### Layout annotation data
──────────
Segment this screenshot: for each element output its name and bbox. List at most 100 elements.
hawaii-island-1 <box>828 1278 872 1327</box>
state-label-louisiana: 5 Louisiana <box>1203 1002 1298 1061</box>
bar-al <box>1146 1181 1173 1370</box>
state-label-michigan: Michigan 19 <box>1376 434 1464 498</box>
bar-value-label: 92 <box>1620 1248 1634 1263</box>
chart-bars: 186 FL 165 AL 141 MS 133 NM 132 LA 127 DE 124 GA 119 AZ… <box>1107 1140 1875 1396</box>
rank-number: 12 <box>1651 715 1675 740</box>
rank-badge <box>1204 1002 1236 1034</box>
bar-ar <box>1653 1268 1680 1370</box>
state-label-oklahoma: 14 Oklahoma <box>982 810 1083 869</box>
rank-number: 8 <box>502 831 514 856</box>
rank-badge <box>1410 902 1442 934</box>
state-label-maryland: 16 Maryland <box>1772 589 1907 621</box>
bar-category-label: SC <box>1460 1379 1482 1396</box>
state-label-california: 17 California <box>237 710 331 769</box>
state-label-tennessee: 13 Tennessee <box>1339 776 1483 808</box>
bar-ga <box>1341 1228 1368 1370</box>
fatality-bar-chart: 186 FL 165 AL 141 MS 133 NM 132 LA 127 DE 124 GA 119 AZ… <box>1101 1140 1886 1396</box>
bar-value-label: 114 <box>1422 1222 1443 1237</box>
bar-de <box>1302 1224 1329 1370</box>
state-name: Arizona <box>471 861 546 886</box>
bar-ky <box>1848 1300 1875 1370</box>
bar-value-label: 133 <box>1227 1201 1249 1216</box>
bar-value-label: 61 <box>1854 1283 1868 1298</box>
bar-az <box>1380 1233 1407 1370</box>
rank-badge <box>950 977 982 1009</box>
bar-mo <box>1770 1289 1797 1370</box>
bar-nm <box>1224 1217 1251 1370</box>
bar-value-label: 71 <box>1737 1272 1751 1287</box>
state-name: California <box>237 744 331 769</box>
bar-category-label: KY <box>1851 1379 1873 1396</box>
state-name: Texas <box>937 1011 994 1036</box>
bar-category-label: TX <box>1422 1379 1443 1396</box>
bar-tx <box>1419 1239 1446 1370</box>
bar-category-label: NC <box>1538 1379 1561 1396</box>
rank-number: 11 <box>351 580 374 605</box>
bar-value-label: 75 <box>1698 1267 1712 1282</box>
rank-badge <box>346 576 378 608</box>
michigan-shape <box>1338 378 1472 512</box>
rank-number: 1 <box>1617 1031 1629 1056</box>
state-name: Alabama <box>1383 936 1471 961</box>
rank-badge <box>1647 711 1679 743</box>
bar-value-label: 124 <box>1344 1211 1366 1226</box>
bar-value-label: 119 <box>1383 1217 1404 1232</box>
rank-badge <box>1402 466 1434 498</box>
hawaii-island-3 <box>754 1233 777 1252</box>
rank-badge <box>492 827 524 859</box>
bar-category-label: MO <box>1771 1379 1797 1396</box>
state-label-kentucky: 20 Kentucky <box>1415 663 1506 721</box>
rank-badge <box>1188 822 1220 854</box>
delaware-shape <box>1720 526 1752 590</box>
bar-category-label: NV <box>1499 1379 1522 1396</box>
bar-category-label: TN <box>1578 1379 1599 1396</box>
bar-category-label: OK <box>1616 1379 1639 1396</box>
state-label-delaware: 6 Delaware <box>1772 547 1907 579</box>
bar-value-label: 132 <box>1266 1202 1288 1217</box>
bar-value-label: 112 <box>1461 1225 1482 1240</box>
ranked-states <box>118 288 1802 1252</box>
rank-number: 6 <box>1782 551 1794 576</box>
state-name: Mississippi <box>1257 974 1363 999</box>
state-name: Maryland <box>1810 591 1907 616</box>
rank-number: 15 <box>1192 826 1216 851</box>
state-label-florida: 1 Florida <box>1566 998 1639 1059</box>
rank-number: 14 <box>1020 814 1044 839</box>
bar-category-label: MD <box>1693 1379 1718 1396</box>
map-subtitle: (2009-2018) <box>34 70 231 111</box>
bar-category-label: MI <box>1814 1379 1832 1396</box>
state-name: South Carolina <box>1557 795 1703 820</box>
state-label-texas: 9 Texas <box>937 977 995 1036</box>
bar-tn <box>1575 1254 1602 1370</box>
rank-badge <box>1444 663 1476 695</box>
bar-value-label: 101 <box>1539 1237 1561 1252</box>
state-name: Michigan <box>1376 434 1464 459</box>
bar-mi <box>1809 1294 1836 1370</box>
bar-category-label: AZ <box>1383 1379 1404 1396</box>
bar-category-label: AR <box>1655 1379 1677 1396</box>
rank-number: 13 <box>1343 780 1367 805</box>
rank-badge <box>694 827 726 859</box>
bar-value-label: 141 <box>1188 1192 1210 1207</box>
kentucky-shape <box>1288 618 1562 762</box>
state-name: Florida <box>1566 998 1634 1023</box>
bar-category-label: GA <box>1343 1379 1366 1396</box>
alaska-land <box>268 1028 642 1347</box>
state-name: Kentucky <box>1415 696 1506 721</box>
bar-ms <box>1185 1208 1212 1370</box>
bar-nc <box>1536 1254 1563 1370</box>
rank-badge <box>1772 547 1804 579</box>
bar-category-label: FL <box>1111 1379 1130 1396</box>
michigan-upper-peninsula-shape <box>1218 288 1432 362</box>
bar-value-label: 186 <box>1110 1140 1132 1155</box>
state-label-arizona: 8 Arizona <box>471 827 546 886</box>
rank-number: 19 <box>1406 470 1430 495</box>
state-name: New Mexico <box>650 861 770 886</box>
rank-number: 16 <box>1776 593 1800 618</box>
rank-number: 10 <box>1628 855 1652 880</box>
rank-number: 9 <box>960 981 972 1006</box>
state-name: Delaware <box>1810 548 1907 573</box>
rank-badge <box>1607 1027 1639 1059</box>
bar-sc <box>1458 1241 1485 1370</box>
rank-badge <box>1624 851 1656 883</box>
──────────
### What you will do
Could you put every line of the material above into a Markdown table, skipping blank lines? Use a column named Row for the row number and a column named Entry for the line.

### Solution to this task
| Row | Entry |
|---|---|
| 1 | Segment this screenshot: for each element output its name and bbox. List at most 100 elements. |
| 2 | hawaii-island-1 <box>828 1278 872 1327</box> |
| 3 | state-label-louisiana: 5 Louisiana <box>1203 1002 1298 1061</box> |
| 4 | bar-al <box>1146 1181 1173 1370</box> |
| 5 | state-label-michigan: Michigan 19 <box>1376 434 1464 498</box> |
| 6 | bar-value-label: 92 <box>1620 1248 1634 1263</box> |
| 7 | chart-bars: 186 FL 165 AL 141 MS 133 NM 132 LA 127 DE 124 GA 119 AZ… <box>1107 1140 1875 1396</box> |
| 8 | rank-number: 12 <box>1651 715 1675 740</box> |
| 9 | rank-badge <box>1204 1002 1236 1034</box> |
| 10 | bar-ar <box>1653 1268 1680 1370</box> |
| 11 | state-label-oklahoma: 14 Oklahoma <box>982 810 1083 869</box> |
| 12 | rank-number: 8 <box>502 831 514 856</box> |
| 13 | rank-badge <box>1410 902 1442 934</box> |
| 14 | state-label-maryland: 16 Maryland <box>1772 589 1907 621</box> |
| 15 | bar-category-label: SC <box>1460 1379 1482 1396</box> |
| 16 | state-label-california: 17 California <box>237 710 331 769</box> |
| 17 | state-label-tennessee: 13 Tennessee <box>1339 776 1483 808</box> |
| 18 | bar-ga <box>1341 1228 1368 1370</box> |
| 19 | fatality-bar-chart: 186 FL 165 AL 141 MS 133 NM 132 LA 127 DE 124 GA 119 AZ… <box>1101 1140 1886 1396</box> |
| 20 | bar-value-label: 114 <box>1422 1222 1443 1237</box> |
| 21 | bar-de <box>1302 1224 1329 1370</box> |
| 22 | state-name: Arizona <box>471 861 546 886</box> |
| 23 | bar-ky <box>1848 1300 1875 1370</box> |
| 24 | bar-value-label: 133 <box>1227 1201 1249 1216</box> |
| 25 | bar-value-label: 61 <box>1854 1283 1868 1298</box> |
| 26 | bar-az <box>1380 1233 1407 1370</box> |
| 27 | rank-badge <box>950 977 982 1009</box> |
| 28 | bar-mo <box>1770 1289 1797 1370</box> |
| 29 | bar-nm <box>1224 1217 1251 1370</box> |
| 30 | bar-value-label: 71 <box>1737 1272 1751 1287</box> |
| 31 | state-name: California <box>237 744 331 769</box> |
| 32 | bar-category-label: KY <box>1851 1379 1873 1396</box> |
| 33 | state-name: Texas <box>937 1011 994 1036</box> |
| 34 | bar-category-label: TX <box>1422 1379 1443 1396</box> |
| 35 | bar-tx <box>1419 1239 1446 1370</box> |
| 36 | bar-category-label: NC <box>1538 1379 1561 1396</box> |
| 37 | rank-number: 11 <box>351 580 374 605</box> |
| 38 | bar-value-label: 75 <box>1698 1267 1712 1282</box> |
| 39 | rank-badge <box>346 576 378 608</box> |
| 40 | michigan-shape <box>1338 378 1472 512</box> |
| 41 | rank-number: 1 <box>1617 1031 1629 1056</box> |
| 42 | state-name: Alabama <box>1383 936 1471 961</box> |
| 43 | rank-badge <box>1647 711 1679 743</box> |
| 44 | bar-value-label: 124 <box>1344 1211 1366 1226</box> |
| 45 | bar-value-label: 119 <box>1383 1217 1404 1232</box> |
| 46 | rank-badge <box>1402 466 1434 498</box> |
| 47 | hawaii-island-3 <box>754 1233 777 1252</box> |
| 48 | rank-badge <box>492 827 524 859</box> |
| 49 | bar-category-label: MO <box>1771 1379 1797 1396</box> |
| 50 | state-label-kentucky: 20 Kentucky <box>1415 663 1506 721</box> |
| 51 | rank-badge <box>1188 822 1220 854</box> |
| 52 | delaware-shape <box>1720 526 1752 590</box> |
| 53 | bar-category-label: NV <box>1499 1379 1522 1396</box> |
| 54 | bar-category-label: TN <box>1578 1379 1599 1396</box> |
| 55 | bar-category-label: OK <box>1616 1379 1639 1396</box> |
| 56 | state-label-delaware: 6 Delaware <box>1772 547 1907 579</box> |
| 57 | bar-value-label: 132 <box>1266 1202 1288 1217</box> |
| 58 | bar-value-label: 112 <box>1461 1225 1482 1240</box> |
| 59 | ranked-states <box>118 288 1802 1252</box> |
| 60 | rank-number: 6 <box>1782 551 1794 576</box> |
| 61 | state-name: Mississippi <box>1257 974 1363 999</box> |
| 62 | state-name: Maryland <box>1810 591 1907 616</box> |
| 63 | rank-number: 15 <box>1192 826 1216 851</box> |
| 64 | state-label-florida: 1 Florida <box>1566 998 1639 1059</box> |
| 65 | rank-number: 14 <box>1020 814 1044 839</box> |
| 66 | bar-category-label: MD <box>1693 1379 1718 1396</box> |
| 67 | map-subtitle: (2009-2018) <box>34 70 231 111</box> |
| 68 | bar-category-label: MI <box>1814 1379 1832 1396</box> |
| 69 | state-name: South Carolina <box>1557 795 1703 820</box> |
| 70 | state-label-texas: 9 Texas <box>937 977 995 1036</box> |
| 71 | bar-tn <box>1575 1254 1602 1370</box> |
| 72 | rank-badge <box>1444 663 1476 695</box> |
| 73 | bar-value-label: 101 <box>1539 1237 1561 1252</box> |
| 74 | state-name: Michigan <box>1376 434 1464 459</box> |
| 75 | bar-mi <box>1809 1294 1836 1370</box> |
| 76 | bar-category-label: AZ <box>1383 1379 1404 1396</box> |
| 77 | bar-category-label: AR <box>1655 1379 1677 1396</box> |
| 78 | rank-number: 13 <box>1343 780 1367 805</box> |
| 79 | rank-badge <box>694 827 726 859</box> |
| 80 | bar-value-label: 141 <box>1188 1192 1210 1207</box> |
| 81 | kentucky-shape <box>1288 618 1562 762</box> |
| 82 | state-name: Florida <box>1566 998 1634 1023</box> |
| 83 | bar-category-label: GA <box>1343 1379 1366 1396</box> |
| 84 | alaska-land <box>268 1028 642 1347</box> |
| 85 | state-name: Kentucky <box>1415 696 1506 721</box> |
| 86 | bar-ms <box>1185 1208 1212 1370</box> |
| 87 | bar-nc <box>1536 1254 1563 1370</box> |
| 88 | rank-badge <box>1772 547 1804 579</box> |
| 89 | bar-category-label: FL <box>1111 1379 1130 1396</box> |
| 90 | michigan-upper-peninsula-shape <box>1218 288 1432 362</box> |
| 91 | bar-value-label: 186 <box>1110 1140 1132 1155</box> |
| 92 | state-label-arizona: 8 Arizona <box>471 827 546 886</box> |
| 93 | rank-number: 19 <box>1406 470 1430 495</box> |
| 94 | state-name: New Mexico <box>650 861 770 886</box> |
| 95 | rank-number: 16 <box>1776 593 1800 618</box> |
| 96 | rank-number: 10 <box>1628 855 1652 880</box> |
| 97 | rank-number: 9 <box>960 981 972 1006</box> |
| 98 | state-name: Delaware <box>1810 548 1907 573</box> |
| 99 | rank-badge <box>1607 1027 1639 1059</box> |
| 100 | bar-sc <box>1458 1241 1485 1370</box> |
| 101 | rank-badge <box>1624 851 1656 883</box> |